### Aim of the task
For this exercise, copy out each line of the material below that includes "الزكاة".

[Stored items]

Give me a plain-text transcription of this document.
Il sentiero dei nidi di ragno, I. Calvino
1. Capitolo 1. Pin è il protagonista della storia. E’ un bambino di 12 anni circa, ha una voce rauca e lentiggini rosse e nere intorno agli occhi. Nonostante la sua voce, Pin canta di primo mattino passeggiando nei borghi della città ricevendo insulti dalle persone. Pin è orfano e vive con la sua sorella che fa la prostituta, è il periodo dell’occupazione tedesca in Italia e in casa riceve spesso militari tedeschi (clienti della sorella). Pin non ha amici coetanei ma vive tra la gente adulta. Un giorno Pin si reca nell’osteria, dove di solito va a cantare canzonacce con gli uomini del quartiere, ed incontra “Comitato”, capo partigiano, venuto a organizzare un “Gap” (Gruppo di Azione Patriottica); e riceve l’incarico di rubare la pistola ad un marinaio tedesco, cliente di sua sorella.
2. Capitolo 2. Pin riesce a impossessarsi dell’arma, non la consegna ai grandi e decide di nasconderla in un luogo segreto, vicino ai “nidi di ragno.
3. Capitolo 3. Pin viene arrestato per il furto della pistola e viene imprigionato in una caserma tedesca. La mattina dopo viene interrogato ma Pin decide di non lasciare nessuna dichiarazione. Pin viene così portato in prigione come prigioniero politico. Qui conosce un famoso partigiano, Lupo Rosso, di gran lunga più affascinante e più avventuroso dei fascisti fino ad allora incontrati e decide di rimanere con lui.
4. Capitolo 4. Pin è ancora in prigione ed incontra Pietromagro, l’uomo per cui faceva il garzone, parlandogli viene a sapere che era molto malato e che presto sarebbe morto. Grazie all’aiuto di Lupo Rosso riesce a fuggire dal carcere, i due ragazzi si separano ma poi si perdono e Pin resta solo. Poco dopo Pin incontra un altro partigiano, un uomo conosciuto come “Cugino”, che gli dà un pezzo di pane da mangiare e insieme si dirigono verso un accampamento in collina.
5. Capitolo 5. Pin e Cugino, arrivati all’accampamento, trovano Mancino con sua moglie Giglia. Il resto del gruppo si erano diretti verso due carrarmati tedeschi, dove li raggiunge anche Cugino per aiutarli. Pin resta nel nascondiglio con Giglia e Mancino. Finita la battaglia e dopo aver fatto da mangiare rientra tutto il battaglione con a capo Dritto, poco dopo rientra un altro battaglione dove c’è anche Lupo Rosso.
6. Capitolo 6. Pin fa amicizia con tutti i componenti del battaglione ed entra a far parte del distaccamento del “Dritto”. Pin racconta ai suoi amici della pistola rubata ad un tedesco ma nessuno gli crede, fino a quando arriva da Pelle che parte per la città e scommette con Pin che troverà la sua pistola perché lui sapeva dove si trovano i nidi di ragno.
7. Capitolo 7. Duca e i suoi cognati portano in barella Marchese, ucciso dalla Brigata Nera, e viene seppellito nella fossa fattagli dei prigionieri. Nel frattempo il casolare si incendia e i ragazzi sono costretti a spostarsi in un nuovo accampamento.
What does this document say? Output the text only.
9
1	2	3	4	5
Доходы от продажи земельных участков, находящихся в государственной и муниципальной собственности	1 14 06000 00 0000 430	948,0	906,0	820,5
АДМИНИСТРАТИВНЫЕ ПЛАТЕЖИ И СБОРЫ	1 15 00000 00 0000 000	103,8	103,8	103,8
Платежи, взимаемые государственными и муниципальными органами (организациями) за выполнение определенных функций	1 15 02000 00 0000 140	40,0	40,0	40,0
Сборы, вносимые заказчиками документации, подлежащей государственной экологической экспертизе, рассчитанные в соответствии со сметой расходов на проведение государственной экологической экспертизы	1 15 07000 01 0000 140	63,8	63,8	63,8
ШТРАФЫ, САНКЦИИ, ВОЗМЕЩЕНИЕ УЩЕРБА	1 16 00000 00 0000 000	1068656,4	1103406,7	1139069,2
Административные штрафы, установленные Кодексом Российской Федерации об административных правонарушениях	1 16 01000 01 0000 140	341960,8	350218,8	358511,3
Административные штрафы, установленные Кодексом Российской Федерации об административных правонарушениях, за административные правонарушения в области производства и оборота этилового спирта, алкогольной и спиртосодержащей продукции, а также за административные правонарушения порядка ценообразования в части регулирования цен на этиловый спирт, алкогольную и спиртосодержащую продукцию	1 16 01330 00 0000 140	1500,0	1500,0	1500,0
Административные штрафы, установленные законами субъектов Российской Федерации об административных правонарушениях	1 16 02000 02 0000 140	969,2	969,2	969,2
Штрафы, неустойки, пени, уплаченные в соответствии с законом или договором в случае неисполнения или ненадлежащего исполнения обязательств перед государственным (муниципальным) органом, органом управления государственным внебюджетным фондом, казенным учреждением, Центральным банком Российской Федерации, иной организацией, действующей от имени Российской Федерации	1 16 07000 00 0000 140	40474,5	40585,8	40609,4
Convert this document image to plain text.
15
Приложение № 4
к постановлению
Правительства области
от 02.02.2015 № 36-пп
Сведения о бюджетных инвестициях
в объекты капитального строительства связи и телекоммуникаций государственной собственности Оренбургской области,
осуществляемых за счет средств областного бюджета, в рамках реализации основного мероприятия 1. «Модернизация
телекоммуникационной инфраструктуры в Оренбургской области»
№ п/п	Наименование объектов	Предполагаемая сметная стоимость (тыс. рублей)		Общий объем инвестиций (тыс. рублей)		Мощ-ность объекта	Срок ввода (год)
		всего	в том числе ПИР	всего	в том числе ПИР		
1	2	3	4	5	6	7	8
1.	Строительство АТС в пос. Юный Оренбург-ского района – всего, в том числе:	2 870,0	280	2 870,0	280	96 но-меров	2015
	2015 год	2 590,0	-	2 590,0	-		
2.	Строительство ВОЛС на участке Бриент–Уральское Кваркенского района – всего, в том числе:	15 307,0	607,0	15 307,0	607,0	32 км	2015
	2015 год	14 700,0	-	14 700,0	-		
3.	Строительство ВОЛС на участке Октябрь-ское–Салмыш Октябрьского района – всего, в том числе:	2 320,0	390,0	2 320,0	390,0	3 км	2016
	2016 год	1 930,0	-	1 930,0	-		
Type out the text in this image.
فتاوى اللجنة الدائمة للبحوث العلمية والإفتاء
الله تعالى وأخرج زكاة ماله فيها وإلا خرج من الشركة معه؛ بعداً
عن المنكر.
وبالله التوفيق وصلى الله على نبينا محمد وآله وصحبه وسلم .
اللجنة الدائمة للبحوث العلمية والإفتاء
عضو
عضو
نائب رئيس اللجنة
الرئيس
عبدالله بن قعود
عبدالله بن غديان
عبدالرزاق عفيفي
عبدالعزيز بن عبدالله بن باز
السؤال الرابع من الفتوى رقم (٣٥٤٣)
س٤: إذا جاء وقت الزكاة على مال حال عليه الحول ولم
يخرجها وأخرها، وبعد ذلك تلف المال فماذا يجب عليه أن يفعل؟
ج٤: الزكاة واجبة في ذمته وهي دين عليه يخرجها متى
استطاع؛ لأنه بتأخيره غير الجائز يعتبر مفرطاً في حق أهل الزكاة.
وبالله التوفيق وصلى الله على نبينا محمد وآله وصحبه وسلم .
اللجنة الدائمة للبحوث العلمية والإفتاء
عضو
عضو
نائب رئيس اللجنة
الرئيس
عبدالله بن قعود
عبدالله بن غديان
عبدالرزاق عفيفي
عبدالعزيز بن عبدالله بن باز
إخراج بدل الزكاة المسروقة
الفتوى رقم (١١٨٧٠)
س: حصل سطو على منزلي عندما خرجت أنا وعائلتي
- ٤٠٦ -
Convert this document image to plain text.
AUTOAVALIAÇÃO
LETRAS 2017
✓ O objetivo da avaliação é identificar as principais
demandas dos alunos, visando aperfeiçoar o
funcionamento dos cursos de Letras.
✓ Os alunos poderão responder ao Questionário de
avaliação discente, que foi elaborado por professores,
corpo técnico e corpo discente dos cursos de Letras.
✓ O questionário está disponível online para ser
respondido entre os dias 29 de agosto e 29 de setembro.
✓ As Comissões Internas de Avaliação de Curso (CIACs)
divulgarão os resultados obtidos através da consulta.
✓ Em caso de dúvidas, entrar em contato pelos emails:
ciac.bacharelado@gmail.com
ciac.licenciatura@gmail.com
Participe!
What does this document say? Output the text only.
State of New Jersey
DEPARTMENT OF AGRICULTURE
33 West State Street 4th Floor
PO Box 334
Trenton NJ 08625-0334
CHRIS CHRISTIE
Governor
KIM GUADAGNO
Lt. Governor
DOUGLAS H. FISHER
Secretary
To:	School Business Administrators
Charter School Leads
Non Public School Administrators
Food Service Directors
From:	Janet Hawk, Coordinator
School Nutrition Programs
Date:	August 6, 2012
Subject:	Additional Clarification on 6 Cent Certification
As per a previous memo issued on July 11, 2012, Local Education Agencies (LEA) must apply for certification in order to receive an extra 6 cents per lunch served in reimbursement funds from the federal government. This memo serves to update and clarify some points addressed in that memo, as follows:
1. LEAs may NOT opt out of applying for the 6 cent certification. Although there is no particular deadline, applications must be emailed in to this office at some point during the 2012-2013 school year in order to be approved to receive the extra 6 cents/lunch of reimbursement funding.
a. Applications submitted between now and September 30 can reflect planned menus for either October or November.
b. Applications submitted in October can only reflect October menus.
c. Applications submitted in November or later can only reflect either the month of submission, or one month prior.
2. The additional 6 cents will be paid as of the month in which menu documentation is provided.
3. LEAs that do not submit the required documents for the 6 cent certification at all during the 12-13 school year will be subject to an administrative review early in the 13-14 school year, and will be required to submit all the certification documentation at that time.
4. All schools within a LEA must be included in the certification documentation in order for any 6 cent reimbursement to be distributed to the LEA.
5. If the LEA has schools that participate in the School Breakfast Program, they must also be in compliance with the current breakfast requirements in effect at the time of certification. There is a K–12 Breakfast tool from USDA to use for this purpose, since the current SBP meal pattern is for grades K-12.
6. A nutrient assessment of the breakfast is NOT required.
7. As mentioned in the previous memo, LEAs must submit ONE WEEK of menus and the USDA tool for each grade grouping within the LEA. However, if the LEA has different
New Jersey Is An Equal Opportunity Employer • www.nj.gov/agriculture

### Expected output
س٤: إذا جاء وقت الزكاة على مال حال عليه الحول ولم
ج٤: الزكاة واجبة في ذمته وهي دين عليه يخرجها متى
استطاع؛ لأنه بتأخيره غير الجائز يعتبر مفرطاً في حق أهل الزكاة.
إخراج بدل الزكاة المسروقة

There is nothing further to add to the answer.